(Source data)
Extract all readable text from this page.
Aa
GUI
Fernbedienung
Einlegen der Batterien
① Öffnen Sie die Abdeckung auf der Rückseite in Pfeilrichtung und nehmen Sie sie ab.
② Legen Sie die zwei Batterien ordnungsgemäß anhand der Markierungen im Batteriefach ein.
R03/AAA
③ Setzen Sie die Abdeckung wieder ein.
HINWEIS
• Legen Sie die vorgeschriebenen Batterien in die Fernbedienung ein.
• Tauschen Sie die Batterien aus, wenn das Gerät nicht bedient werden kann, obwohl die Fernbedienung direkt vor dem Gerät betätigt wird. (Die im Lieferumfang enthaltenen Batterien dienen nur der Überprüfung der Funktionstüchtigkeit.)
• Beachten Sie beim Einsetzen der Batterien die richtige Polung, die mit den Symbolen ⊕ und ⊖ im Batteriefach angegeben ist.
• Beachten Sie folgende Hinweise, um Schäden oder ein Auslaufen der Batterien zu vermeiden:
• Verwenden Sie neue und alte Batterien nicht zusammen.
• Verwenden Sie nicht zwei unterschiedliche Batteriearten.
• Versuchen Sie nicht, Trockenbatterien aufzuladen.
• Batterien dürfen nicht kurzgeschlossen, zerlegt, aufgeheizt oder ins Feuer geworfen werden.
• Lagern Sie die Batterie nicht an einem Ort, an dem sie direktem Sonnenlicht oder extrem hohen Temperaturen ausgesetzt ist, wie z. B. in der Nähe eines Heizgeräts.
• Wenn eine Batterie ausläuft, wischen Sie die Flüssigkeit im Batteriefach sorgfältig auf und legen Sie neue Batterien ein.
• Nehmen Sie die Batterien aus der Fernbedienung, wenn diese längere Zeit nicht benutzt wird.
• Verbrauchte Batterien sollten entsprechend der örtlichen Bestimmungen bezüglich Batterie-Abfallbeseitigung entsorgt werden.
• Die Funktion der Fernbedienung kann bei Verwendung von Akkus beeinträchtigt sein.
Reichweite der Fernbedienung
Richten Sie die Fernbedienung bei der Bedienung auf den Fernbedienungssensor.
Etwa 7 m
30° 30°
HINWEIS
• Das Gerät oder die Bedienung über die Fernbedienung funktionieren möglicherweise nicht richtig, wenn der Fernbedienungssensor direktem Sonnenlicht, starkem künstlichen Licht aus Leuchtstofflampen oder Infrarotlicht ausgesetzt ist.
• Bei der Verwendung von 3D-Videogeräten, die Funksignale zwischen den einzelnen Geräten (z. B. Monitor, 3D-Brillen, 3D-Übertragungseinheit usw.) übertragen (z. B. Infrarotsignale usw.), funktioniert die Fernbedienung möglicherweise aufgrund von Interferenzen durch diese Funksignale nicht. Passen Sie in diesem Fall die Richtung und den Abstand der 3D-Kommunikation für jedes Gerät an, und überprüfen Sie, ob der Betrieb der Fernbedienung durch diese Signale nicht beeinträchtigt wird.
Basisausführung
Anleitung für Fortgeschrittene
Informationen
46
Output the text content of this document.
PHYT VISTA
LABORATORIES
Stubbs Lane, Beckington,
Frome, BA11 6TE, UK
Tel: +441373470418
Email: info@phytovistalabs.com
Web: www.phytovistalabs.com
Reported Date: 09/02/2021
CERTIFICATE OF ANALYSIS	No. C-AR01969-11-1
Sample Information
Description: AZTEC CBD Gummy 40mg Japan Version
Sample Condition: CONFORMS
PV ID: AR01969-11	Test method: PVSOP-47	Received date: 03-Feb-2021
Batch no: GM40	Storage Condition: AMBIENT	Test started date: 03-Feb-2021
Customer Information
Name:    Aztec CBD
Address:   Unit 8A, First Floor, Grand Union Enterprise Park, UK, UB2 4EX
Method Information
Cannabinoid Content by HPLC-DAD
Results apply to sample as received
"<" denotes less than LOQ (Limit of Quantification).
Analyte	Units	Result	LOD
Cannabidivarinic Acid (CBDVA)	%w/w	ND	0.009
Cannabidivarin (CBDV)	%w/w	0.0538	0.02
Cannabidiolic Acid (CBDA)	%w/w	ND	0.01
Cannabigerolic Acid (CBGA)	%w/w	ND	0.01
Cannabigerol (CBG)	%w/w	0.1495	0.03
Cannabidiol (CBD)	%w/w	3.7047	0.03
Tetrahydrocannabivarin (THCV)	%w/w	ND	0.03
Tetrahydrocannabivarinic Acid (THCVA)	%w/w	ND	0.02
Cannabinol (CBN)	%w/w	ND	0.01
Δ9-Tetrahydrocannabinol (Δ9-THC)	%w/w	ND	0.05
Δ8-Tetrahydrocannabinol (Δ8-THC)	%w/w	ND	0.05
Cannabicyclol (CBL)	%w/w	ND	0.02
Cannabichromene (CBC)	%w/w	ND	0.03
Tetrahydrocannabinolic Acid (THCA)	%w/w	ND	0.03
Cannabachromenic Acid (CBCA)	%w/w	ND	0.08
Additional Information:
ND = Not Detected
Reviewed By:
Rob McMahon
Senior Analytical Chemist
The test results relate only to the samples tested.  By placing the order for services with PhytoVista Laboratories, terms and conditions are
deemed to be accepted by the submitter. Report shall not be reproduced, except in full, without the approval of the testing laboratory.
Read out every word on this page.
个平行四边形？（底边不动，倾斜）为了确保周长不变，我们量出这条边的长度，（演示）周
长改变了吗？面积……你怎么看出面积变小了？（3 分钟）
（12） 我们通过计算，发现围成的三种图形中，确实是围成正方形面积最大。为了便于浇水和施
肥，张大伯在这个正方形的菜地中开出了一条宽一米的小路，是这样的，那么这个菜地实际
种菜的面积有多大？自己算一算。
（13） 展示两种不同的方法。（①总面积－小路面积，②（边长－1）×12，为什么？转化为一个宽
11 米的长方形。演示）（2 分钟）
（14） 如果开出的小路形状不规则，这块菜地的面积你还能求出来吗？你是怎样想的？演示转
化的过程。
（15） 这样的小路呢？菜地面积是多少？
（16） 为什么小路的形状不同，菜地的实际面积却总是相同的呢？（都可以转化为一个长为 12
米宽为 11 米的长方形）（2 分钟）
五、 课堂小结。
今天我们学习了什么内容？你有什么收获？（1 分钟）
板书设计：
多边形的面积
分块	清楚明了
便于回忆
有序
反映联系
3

WHAT TO DO: Write out all the entries exactly.

REPLY TO THE TASK:
Extract all readable text from this page.
Aa
GUI
Fernbedienung
Einlegen der Batterien
① Öffnen Sie die Abdeckung auf der Rückseite in Pfeilrichtung und nehmen Sie sie ab.
② Legen Sie die zwei Batterien ordnungsgemäß anhand der Markierungen im Batteriefach ein.
R03/AAA
③ Setzen Sie die Abdeckung wieder ein.
HINWEIS
• Legen Sie die vorgeschriebenen Batterien in die Fernbedienung ein.
• Tauschen Sie die Batterien aus, wenn das Gerät nicht bedient werden kann, obwohl die Fernbedienung direkt vor dem Gerät betätigt wird. (Die im Lieferumfang enthaltenen Batterien dienen nur der Überprüfung der Funktionstüchtigkeit.)
• Beachten Sie beim Einsetzen der Batterien die richtige Polung, die mit den Symbolen ⊕ und ⊖ im Batteriefach angegeben ist.
• Beachten Sie folgende Hinweise, um Schäden oder ein Auslaufen der Batterien zu vermeiden:
• Verwenden Sie neue und alte Batterien nicht zusammen.
• Verwenden Sie nicht zwei unterschiedliche Batteriearten.
• Versuchen Sie nicht, Trockenbatterien aufzuladen.
• Batterien dürfen nicht kurzgeschlossen, zerlegt, aufgeheizt oder ins Feuer geworfen werden.
• Lagern Sie die Batterie nicht an einem Ort, an dem sie direktem Sonnenlicht oder extrem hohen Temperaturen ausgesetzt ist, wie z. B. in der Nähe eines Heizgeräts.
• Wenn eine Batterie ausläuft, wischen Sie die Flüssigkeit im Batteriefach sorgfältig auf und legen Sie neue Batterien ein.
• Nehmen Sie die Batterien aus der Fernbedienung, wenn diese längere Zeit nicht benutzt wird.
• Verbrauchte Batterien sollten entsprechend der örtlichen Bestimmungen bezüglich Batterie-Abfallbeseitigung entsorgt werden.
• Die Funktion der Fernbedienung kann bei Verwendung von Akkus beeinträchtigt sein.
Reichweite der Fernbedienung
Richten Sie die Fernbedienung bei der Bedienung auf den Fernbedienungssensor.
Etwa 7 m
30° 30°
HINWEIS
• Das Gerät oder die Bedienung über die Fernbedienung funktionieren möglicherweise nicht richtig, wenn der Fernbedienungssensor direktem Sonnenlicht, starkem künstlichen Licht aus Leuchtstofflampen oder Infrarotlicht ausgesetzt ist.
• Bei der Verwendung von 3D-Videogeräten, die Funksignale zwischen den einzelnen Geräten (z. B. Monitor, 3D-Brillen, 3D-Übertragungseinheit usw.) übertragen (z. B. Infrarotsignale usw.), funktioniert die Fernbedienung möglicherweise aufgrund von Interferenzen durch diese Funksignale nicht. Passen Sie in diesem Fall die Richtung und den Abstand der 3D-Kommunikation für jedes Gerät an, und überprüfen Sie, ob der Betrieb der Fernbedienung durch diese Signale nicht beeinträchtigt wird.
Basisausführung
Anleitung für Fortgeschrittene
Informationen
46
Output the text content of this document.
PHYT VISTA
LABORATORIES
Stubbs Lane, Beckington,
Frome, BA11 6TE, UK
Tel: +441373470418
Email: info@phytovistalabs.com
Web: www.phytovistalabs.com
Reported Date: 09/02/2021
CERTIFICATE OF ANALYSIS	No. C-AR01969-11-1
Sample Information
Description: AZTEC CBD Gummy 40mg Japan Version
Sample Condition: CONFORMS
PV ID: AR01969-11	Test method: PVSOP-47	Received date: 03-Feb-2021
Batch no: GM40	Storage Condition: AMBIENT	Test started date: 03-Feb-2021
Customer Information
Name:    Aztec CBD
Address:   Unit 8A, First Floor, Grand Union Enterprise Park, UK, UB2 4EX
Method Information
Cannabinoid Content by HPLC-DAD
Results apply to sample as received
"<" denotes less than LOQ (Limit of Quantification).
Analyte	Units	Result	LOD
Cannabidivarinic Acid (CBDVA)	%w/w	ND	0.009
Cannabidivarin (CBDV)	%w/w	0.0538	0.02
Cannabidiolic Acid (CBDA)	%w/w	ND	0.01
Cannabigerolic Acid (CBGA)	%w/w	ND	0.01
Cannabigerol (CBG)	%w/w	0.1495	0.03
Cannabidiol (CBD)	%w/w	3.7047	0.03
Tetrahydrocannabivarin (THCV)	%w/w	ND	0.03
Tetrahydrocannabivarinic Acid (THCVA)	%w/w	ND	0.02
Cannabinol (CBN)	%w/w	ND	0.01
Δ9-Tetrahydrocannabinol (Δ9-THC)	%w/w	ND	0.05
Δ8-Tetrahydrocannabinol (Δ8-THC)	%w/w	ND	0.05
Cannabicyclol (CBL)	%w/w	ND	0.02
Cannabichromene (CBC)	%w/w	ND	0.03
Tetrahydrocannabinolic Acid (THCA)	%w/w	ND	0.03
Cannabachromenic Acid (CBCA)	%w/w	ND	0.08
Additional Information:
ND = Not Detected
Reviewed By:
Rob McMahon
Senior Analytical Chemist
The test results relate only to the samples tested.  By placing the order for services with PhytoVista Laboratories, terms and conditions are
deemed to be accepted by the submitter. Report shall not be reproduced, except in full, without the approval of the testing laboratory.
Read out every word on this page.
个平行四边形？（底边不动，倾斜）为了确保周长不变，我们量出这条边的长度，（演示）周
长改变了吗？面积……你怎么看出面积变小了？（3 分钟）
（12） 我们通过计算，发现围成的三种图形中，确实是围成正方形面积最大。为了便于浇水和施
肥，张大伯在这个正方形的菜地中开出了一条宽一米的小路，是这样的，那么这个菜地实际
种菜的面积有多大？自己算一算。
（13） 展示两种不同的方法。（①总面积－小路面积，②（边长－1）×12，为什么？转化为一个宽
11 米的长方形。演示）（2 分钟）
（14） 如果开出的小路形状不规则，这块菜地的面积你还能求出来吗？你是怎样想的？演示转
化的过程。
（15） 这样的小路呢？菜地面积是多少？
（16） 为什么小路的形状不同，菜地的实际面积却总是相同的呢？（都可以转化为一个长为 12
米宽为 11 米的长方形）（2 分钟）
五、 课堂小结。
今天我们学习了什么内容？你有什么收获？（1 分钟）
板书设计：
多边形的面积
分块	清楚明了
便于回忆
有序
反映联系
3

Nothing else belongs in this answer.